===== Input for this task =====
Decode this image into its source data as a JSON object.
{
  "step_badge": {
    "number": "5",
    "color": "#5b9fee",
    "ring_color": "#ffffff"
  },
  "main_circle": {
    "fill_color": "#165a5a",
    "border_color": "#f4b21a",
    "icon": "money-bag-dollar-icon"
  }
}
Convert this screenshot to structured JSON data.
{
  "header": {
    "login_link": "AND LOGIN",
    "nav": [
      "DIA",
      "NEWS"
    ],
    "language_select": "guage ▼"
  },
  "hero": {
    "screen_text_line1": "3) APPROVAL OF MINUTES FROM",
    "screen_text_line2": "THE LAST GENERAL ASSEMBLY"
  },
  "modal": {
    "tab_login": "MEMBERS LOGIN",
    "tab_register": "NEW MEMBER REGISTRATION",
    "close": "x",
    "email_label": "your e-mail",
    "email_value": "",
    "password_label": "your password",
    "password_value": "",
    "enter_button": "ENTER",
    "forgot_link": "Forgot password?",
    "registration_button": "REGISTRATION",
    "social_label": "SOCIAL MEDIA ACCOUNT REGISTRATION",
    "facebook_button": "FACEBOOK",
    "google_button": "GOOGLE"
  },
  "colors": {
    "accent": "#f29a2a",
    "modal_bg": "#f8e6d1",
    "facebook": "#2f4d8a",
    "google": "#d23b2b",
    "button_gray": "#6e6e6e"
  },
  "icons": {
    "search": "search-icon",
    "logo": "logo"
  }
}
=====
Please restate the data word for word, every record included.

Decode this image into its source data as a JSON object.
{
  "step_badge": {
    "number": "5",
    "color": "#5b9fee",
    "ring_color": "#ffffff"
  },
  "main_circle": {
    "fill_color": "#165a5a",
    "border_color": "#f4b21a",
    "icon": "money-bag-dollar-icon"
  }
}
Convert this screenshot to structured JSON data.
{
  "header": {
    "login_link": "AND LOGIN",
    "nav": [
      "DIA",
      "NEWS"
    ],
    "language_select": "guage ▼"
  },
  "hero": {
    "screen_text_line1": "3) APPROVAL OF MINUTES FROM",
    "screen_text_line2": "THE LAST GENERAL ASSEMBLY"
  },
  "modal": {
    "tab_login": "MEMBERS LOGIN",
    "tab_register": "NEW MEMBER REGISTRATION",
    "close": "x",
    "email_label": "your e-mail",
    "email_value": "",
    "password_label": "your password",
    "password_value": "",
    "enter_button": "ENTER",
    "forgot_link": "Forgot password?",
    "registration_button": "REGISTRATION",
    "social_label": "SOCIAL MEDIA ACCOUNT REGISTRATION",
    "facebook_button": "FACEBOOK",
    "google_button": "GOOGLE"
  },
  "colors": {
    "accent": "#f29a2a",
    "modal_bg": "#f8e6d1",
    "facebook": "#2f4d8a",
    "google": "#d23b2b",
    "button_gray": "#6e6e6e"
  },
  "icons": {
    "search": "search-icon",
    "logo": "logo"
  }
}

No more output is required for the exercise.